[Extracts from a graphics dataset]
·····
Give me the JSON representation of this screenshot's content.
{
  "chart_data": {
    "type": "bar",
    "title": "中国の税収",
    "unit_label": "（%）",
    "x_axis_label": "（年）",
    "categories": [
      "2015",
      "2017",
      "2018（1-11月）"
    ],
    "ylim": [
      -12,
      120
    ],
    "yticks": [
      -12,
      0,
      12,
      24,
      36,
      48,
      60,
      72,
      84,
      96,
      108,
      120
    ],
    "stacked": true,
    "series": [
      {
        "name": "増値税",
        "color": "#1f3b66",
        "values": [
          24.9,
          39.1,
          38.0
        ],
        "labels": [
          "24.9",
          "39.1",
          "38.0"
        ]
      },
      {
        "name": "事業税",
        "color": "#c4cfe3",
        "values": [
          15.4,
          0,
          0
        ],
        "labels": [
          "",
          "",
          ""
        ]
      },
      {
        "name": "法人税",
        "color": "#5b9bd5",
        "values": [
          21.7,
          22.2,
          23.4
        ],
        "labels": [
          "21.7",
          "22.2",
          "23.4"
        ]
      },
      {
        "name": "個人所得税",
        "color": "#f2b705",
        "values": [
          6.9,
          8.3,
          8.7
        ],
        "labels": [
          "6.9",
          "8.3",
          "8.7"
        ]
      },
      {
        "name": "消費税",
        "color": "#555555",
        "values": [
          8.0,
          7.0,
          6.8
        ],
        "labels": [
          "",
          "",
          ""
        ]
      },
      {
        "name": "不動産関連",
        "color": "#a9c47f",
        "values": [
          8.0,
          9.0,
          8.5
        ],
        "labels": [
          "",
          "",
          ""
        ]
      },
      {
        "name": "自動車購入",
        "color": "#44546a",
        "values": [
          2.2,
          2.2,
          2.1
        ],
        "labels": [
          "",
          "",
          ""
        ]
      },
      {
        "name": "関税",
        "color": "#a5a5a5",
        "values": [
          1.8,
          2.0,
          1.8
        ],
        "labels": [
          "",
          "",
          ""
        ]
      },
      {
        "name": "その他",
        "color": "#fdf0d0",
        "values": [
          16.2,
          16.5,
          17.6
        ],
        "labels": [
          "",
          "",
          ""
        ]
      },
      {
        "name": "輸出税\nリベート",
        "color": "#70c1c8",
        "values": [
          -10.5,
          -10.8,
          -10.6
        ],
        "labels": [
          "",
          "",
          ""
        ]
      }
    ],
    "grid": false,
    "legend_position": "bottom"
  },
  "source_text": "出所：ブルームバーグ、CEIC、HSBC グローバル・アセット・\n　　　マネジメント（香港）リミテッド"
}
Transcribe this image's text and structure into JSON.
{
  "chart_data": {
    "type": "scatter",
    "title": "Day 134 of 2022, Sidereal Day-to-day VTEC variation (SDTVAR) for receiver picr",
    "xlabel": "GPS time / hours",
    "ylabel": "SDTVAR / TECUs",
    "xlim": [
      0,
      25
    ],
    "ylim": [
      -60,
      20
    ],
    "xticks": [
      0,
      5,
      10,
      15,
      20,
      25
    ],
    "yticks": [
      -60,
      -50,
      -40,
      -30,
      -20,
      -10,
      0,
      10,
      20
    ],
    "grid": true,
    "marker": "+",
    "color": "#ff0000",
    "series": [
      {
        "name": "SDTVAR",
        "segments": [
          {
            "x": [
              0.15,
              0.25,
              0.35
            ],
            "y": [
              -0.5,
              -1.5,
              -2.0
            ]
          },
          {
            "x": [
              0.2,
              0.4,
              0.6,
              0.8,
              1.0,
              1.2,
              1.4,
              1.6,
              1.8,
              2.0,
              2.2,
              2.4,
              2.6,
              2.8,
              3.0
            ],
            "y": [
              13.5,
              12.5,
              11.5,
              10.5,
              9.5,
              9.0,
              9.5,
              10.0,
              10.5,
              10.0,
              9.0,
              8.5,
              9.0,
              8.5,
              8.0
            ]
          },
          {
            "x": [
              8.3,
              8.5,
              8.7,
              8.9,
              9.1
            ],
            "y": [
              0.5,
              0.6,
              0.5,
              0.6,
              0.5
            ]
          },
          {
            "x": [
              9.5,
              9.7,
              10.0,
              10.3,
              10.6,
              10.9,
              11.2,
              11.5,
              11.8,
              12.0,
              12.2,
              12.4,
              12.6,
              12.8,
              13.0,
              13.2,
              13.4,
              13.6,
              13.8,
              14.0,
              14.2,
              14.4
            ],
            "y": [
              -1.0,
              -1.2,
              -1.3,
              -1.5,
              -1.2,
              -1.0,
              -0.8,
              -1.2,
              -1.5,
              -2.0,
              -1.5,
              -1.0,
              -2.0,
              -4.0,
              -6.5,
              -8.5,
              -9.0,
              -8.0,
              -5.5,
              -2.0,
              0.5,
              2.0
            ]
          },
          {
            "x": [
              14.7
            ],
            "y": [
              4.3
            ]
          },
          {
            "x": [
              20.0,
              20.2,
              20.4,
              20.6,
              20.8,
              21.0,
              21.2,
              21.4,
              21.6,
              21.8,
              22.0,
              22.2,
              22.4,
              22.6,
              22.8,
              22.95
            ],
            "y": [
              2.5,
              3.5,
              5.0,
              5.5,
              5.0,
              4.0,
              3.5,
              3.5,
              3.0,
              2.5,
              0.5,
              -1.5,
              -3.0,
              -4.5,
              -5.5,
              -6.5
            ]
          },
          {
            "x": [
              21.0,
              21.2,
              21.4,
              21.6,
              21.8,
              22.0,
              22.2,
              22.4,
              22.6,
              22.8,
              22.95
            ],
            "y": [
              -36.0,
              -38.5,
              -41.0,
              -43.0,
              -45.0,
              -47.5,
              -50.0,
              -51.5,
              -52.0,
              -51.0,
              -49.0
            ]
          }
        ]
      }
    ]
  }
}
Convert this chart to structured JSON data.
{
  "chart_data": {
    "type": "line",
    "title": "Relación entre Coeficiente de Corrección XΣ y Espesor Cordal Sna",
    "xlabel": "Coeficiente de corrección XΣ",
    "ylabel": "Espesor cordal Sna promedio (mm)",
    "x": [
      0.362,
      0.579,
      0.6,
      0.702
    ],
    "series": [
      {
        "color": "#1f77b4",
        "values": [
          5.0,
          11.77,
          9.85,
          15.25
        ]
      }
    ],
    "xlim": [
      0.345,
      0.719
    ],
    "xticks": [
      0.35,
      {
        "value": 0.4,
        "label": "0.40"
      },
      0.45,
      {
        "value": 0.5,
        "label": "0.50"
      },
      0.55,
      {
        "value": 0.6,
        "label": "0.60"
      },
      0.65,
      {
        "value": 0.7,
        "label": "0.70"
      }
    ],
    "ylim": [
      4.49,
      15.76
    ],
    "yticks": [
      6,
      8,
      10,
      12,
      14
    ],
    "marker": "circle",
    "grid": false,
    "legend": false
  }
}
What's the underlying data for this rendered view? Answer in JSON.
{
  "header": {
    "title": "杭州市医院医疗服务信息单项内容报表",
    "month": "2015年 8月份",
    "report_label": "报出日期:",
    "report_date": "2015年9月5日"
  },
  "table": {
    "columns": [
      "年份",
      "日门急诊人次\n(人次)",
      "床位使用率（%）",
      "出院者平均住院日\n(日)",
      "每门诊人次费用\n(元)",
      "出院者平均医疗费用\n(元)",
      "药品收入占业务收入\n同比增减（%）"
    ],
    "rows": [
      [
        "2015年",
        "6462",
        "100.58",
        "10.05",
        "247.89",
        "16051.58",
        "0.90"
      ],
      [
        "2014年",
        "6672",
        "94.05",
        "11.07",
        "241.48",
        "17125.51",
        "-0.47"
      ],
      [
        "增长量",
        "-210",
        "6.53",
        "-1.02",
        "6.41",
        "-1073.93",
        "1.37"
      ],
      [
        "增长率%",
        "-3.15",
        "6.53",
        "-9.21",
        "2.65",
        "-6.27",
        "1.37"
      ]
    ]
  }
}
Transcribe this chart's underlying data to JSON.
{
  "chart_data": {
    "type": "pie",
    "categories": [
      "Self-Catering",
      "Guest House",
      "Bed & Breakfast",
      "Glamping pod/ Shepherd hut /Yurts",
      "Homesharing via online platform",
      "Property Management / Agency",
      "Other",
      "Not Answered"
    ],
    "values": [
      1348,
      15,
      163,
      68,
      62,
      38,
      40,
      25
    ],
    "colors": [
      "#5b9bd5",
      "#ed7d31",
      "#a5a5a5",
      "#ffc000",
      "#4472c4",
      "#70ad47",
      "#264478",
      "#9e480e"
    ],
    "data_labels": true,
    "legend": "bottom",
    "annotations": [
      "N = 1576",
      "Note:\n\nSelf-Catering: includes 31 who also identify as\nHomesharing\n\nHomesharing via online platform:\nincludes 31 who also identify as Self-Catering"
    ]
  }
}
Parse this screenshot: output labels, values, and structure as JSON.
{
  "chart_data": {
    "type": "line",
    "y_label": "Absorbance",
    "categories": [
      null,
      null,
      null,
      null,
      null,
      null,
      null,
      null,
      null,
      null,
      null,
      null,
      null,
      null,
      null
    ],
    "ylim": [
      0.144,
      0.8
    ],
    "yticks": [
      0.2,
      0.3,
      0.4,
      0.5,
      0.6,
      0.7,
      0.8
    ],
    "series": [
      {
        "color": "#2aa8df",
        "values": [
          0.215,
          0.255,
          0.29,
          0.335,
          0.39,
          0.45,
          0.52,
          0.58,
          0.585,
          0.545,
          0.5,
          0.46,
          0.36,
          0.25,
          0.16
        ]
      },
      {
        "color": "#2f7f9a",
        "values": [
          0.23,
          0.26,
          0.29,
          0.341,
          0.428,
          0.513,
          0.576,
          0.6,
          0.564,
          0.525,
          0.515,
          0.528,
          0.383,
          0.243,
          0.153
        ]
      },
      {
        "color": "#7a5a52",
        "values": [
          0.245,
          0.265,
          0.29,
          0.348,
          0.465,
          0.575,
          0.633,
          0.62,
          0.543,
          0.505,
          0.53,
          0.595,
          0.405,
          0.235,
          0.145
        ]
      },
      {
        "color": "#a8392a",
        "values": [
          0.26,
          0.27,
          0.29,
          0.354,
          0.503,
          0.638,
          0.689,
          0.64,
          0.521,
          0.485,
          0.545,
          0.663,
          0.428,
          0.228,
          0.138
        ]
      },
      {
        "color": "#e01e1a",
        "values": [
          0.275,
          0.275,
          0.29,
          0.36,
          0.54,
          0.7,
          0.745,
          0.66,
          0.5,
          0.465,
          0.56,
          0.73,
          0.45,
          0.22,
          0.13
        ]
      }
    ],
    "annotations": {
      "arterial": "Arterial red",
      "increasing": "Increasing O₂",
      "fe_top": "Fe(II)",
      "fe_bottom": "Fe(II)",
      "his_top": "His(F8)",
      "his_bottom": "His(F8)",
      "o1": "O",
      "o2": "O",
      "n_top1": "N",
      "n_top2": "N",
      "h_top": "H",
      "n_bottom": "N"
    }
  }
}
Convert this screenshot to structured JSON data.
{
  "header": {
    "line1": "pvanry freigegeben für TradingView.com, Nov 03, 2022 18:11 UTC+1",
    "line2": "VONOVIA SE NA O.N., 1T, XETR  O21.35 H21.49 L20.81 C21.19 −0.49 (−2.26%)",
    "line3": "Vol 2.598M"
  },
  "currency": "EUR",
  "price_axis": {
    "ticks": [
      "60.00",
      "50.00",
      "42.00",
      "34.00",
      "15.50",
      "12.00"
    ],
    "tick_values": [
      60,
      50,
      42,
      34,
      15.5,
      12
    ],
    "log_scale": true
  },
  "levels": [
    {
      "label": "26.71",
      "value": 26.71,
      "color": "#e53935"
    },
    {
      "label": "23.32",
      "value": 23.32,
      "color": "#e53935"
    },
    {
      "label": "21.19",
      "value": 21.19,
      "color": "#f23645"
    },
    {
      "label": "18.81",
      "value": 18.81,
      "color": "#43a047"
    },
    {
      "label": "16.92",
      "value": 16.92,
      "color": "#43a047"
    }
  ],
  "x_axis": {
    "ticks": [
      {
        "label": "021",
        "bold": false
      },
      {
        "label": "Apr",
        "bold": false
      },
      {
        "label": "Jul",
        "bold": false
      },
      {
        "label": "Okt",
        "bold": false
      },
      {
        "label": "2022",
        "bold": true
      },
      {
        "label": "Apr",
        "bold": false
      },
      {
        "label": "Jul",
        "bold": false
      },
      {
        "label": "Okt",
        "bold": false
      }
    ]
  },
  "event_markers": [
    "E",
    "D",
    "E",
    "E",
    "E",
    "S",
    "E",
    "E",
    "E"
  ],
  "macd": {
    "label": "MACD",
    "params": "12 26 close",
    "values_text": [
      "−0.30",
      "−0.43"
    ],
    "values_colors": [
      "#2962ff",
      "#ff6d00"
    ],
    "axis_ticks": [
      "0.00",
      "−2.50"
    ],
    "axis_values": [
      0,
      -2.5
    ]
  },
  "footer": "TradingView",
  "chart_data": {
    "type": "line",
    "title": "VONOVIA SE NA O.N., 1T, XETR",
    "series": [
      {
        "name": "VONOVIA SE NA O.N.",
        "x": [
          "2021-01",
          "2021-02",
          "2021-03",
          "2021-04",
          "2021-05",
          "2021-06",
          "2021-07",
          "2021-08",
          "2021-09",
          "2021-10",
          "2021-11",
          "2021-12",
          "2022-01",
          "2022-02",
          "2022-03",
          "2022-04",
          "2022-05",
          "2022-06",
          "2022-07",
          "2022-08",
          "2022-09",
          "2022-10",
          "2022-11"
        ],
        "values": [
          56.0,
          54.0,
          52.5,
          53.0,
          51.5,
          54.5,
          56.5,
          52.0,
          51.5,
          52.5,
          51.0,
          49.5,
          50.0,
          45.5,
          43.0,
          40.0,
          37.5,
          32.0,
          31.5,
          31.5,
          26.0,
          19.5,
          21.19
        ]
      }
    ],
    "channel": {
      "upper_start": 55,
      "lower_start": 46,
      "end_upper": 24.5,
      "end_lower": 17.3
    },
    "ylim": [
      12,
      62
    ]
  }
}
·····
## Task to complete
List each line in the listing that contains the string "JSON".

## The output
Give me the JSON representation of this screenshot's content.
Transcribe this image's text and structure into JSON.
Convert this chart to structured JSON data.
What's the underlying data for this rendered view? Answer in JSON.
Transcribe this chart's underlying data to JSON.
Parse this screenshot: output labels, values, and structure as JSON.
Convert this screenshot to structured JSON data.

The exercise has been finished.